INSTRUCTIONS TO FOLLOW
Every record here should be printed again exactly.

Lines of data
==============================

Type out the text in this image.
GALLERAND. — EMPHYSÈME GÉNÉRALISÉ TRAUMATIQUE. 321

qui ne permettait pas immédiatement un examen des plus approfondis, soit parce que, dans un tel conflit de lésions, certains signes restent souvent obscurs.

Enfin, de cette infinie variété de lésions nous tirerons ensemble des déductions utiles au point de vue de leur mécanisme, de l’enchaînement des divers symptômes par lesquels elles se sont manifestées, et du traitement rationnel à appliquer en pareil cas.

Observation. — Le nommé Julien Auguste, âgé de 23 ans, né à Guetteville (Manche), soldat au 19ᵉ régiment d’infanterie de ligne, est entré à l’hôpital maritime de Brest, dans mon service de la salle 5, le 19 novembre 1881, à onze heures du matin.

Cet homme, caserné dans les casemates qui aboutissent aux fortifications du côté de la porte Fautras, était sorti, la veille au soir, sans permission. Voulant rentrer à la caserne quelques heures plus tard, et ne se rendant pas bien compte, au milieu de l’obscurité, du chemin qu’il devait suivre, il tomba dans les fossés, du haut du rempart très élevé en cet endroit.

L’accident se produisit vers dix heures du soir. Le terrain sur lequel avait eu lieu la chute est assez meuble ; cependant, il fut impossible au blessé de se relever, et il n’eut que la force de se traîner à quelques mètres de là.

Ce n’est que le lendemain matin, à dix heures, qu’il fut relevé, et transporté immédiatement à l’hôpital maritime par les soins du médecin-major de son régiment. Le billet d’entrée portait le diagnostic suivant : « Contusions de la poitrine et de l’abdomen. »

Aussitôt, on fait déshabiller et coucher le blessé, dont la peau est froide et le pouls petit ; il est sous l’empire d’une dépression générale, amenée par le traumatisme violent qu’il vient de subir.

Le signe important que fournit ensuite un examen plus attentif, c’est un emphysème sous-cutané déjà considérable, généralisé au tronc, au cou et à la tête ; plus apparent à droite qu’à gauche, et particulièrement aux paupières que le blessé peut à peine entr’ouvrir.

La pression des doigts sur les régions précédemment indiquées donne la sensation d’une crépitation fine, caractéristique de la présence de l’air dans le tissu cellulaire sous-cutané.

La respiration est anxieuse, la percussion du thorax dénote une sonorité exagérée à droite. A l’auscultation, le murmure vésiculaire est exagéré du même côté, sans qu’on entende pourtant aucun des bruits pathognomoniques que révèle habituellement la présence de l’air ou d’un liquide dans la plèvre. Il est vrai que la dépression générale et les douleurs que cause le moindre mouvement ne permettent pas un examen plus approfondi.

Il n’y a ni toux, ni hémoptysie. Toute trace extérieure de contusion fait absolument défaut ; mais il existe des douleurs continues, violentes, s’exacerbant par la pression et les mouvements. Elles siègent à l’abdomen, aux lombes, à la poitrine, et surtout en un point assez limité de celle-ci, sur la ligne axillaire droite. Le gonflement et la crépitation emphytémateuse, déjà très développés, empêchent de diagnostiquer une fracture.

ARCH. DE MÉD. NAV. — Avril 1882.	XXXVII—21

==============================

WORKED ANSWER
Type out the text in this image.
GALLERAND. — EMPHYSÈME GÉNÉRALISÉ TRAUMATIQUE. 321

qui ne permettait pas immédiatement un examen des plus approfondis, soit parce que, dans un tel conflit de lésions, certains signes restent souvent obscurs.

Enfin, de cette infinie variété de lésions nous tirerons ensemble des déductions utiles au point de vue de leur mécanisme, de l’enchaînement des divers symptômes par lesquels elles se sont manifestées, et du traitement rationnel à appliquer en pareil cas.

Observation. — Le nommé Julien Auguste, âgé de 23 ans, né à Guetteville (Manche), soldat au 19ᵉ régiment d’infanterie de ligne, est entré à l’hôpital maritime de Brest, dans mon service de la salle 5, le 19 novembre 1881, à onze heures du matin.

Cet homme, caserné dans les casemates qui aboutissent aux fortifications du côté de la porte Fautras, était sorti, la veille au soir, sans permission. Voulant rentrer à la caserne quelques heures plus tard, et ne se rendant pas bien compte, au milieu de l’obscurité, du chemin qu’il devait suivre, il tomba dans les fossés, du haut du rempart très élevé en cet endroit.

L’accident se produisit vers dix heures du soir. Le terrain sur lequel avait eu lieu la chute est assez meuble ; cependant, il fut impossible au blessé de se relever, et il n’eut que la force de se traîner à quelques mètres de là.

Ce n’est que le lendemain matin, à dix heures, qu’il fut relevé, et transporté immédiatement à l’hôpital maritime par les soins du médecin-major de son régiment. Le billet d’entrée portait le diagnostic suivant : « Contusions de la poitrine et de l’abdomen. »

Aussitôt, on fait déshabiller et coucher le blessé, dont la peau est froide et le pouls petit ; il est sous l’empire d’une dépression générale, amenée par le traumatisme violent qu’il vient de subir.

Le signe important que fournit ensuite un examen plus attentif, c’est un emphysème sous-cutané déjà considérable, généralisé au tronc, au cou et à la tête ; plus apparent à droite qu’à gauche, et particulièrement aux paupières que le blessé peut à peine entr’ouvrir.

La pression des doigts sur les régions précédemment indiquées donne la sensation d’une crépitation fine, caractéristique de la présence de l’air dans le tissu cellulaire sous-cutané.

La respiration est anxieuse, la percussion du thorax dénote une sonorité exagérée à droite. A l’auscultation, le murmure vésiculaire est exagéré du même côté, sans qu’on entende pourtant aucun des bruits pathognomoniques que révèle habituellement la présence de l’air ou d’un liquide dans la plèvre. Il est vrai que la dépression générale et les douleurs que cause le moindre mouvement ne permettent pas un examen plus approfondi.

Il n’y a ni toux, ni hémoptysie. Toute trace extérieure de contusion fait absolument défaut ; mais il existe des douleurs continues, violentes, s’exacerbant par la pression et les mouvements. Elles siègent à l’abdomen, aux lombes, à la poitrine, et surtout en un point assez limité de celle-ci, sur la ligne axillaire droite. Le gonflement et la crépitation emphytémateuse, déjà très développés, empêchent de diagnostiquer une fracture.

ARCH. DE MÉD. NAV. — Avril 1882.	XXXVII—21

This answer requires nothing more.